> [PROMPT]: Wherever the string "JSON" appears in the listing, copy that line.

(Dataset excerpts)

--- begin ---

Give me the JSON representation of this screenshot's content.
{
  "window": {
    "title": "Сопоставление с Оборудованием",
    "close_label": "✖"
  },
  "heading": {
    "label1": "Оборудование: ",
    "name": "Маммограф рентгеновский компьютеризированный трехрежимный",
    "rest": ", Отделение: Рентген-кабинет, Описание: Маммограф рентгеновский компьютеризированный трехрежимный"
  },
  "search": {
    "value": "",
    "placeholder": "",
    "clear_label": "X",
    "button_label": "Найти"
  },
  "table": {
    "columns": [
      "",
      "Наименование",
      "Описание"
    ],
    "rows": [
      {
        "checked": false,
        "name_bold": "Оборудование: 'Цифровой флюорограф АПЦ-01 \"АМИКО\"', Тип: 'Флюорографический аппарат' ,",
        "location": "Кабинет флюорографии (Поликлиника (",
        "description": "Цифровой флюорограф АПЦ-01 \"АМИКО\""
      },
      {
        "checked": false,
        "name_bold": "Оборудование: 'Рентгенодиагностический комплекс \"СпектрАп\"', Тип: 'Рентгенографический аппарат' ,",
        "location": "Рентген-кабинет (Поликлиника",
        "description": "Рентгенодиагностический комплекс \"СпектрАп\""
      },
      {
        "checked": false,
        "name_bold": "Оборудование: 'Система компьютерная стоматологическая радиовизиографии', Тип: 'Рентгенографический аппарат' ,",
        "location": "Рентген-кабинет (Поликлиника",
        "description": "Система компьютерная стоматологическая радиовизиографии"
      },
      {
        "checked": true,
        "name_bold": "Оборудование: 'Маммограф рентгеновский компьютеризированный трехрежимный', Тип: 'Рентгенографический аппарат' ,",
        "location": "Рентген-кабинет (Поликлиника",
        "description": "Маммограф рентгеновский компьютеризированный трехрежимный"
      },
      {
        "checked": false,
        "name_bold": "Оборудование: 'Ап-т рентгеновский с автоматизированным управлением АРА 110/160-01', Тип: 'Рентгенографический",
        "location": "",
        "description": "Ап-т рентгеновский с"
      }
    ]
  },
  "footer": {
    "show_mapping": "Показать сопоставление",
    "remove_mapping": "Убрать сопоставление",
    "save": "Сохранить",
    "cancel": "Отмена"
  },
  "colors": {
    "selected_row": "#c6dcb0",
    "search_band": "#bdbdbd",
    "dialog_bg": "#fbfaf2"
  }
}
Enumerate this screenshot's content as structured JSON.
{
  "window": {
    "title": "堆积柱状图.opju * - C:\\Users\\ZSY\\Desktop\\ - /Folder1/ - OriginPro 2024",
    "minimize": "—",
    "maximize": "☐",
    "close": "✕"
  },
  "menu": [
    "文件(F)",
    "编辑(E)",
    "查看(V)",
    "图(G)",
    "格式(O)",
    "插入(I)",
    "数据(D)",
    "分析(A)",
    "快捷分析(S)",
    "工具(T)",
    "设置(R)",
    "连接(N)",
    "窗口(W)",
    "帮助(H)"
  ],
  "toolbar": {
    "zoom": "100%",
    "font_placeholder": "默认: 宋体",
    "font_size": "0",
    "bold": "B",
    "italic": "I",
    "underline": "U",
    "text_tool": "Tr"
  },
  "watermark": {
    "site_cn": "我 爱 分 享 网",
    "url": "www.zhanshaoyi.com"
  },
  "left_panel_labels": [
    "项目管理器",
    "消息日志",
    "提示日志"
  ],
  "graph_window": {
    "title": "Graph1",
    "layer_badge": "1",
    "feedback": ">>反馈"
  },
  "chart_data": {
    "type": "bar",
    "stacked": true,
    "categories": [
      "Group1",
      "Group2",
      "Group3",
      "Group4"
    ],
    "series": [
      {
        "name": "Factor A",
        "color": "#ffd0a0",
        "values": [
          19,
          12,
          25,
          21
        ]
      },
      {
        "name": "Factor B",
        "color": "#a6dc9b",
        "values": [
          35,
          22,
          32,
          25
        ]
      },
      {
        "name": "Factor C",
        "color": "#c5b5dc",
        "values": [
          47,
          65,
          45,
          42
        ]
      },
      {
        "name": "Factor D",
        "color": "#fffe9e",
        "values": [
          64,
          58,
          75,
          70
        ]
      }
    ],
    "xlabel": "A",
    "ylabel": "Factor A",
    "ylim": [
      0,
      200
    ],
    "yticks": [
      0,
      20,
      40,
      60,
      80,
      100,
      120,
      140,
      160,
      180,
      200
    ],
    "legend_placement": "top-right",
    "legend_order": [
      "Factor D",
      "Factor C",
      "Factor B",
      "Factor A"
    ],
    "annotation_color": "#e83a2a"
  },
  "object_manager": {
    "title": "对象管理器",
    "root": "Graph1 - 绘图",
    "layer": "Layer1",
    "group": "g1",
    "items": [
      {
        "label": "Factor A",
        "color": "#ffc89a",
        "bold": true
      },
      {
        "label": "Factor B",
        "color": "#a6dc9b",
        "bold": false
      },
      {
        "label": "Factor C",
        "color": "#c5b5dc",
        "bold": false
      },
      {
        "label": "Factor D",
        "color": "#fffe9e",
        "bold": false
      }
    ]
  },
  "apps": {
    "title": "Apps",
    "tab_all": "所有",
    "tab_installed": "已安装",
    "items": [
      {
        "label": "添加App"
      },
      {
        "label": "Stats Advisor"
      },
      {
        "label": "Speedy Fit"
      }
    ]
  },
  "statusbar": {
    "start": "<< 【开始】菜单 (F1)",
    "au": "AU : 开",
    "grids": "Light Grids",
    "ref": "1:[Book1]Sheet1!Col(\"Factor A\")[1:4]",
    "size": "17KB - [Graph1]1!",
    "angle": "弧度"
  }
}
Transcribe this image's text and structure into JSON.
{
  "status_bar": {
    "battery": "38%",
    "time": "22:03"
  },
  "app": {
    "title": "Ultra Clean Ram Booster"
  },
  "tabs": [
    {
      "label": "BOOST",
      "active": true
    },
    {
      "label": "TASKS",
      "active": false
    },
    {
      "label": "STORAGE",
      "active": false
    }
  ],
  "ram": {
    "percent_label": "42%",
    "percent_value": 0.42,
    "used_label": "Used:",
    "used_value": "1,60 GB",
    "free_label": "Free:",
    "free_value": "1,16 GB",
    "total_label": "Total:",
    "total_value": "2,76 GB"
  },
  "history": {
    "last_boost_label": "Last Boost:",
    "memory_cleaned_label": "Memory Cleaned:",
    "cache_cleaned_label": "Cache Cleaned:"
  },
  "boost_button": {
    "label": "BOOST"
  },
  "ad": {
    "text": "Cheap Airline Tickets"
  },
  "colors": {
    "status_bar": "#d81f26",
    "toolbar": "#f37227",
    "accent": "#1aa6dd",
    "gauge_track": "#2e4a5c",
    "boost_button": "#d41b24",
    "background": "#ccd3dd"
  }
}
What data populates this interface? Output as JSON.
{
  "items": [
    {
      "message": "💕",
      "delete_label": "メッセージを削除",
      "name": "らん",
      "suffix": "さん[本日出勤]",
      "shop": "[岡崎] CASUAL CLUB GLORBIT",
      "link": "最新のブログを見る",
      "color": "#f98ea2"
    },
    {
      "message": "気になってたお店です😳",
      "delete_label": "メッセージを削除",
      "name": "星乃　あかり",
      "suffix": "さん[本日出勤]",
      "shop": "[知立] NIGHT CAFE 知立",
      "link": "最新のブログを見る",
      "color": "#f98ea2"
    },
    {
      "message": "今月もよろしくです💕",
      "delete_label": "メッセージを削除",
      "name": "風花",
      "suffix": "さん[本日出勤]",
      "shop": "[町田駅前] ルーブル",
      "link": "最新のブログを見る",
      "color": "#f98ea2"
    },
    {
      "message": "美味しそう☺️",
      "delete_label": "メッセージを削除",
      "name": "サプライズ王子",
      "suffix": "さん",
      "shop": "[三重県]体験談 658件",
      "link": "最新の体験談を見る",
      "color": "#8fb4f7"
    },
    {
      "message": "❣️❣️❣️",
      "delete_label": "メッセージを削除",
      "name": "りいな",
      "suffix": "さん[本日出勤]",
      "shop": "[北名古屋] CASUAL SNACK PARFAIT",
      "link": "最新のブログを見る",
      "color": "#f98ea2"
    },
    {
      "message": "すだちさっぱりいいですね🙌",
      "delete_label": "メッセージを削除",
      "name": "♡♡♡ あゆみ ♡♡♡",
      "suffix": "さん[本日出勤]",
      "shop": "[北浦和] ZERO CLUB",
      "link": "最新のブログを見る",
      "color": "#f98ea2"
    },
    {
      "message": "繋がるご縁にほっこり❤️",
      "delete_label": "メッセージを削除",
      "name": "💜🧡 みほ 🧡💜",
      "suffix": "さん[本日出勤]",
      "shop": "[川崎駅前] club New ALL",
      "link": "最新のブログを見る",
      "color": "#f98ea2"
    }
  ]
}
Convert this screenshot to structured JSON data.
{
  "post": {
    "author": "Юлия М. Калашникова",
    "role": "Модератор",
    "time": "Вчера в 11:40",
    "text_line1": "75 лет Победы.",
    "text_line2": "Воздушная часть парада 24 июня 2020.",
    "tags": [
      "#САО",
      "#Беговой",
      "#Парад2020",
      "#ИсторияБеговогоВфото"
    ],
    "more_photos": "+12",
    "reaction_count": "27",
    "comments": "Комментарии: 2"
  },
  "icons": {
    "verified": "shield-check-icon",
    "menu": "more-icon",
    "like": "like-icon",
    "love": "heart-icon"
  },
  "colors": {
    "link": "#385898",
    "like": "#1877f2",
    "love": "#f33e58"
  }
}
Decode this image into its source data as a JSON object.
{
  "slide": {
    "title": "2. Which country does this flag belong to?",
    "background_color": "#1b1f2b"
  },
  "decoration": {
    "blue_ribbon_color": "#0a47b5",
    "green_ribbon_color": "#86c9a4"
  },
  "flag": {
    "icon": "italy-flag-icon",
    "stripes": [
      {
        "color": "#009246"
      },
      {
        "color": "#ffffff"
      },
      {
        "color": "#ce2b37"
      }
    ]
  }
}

--- end ---

> [EXPECTED ANSWER]:
Give me the JSON representation of this screenshot's content.
Enumerate this screenshot's content as structured JSON.
Transcribe this image's text and structure into JSON.
What data populates this interface? Output as JSON.
Convert this screenshot to structured JSON data.
Decode this image into its source data as a JSON object.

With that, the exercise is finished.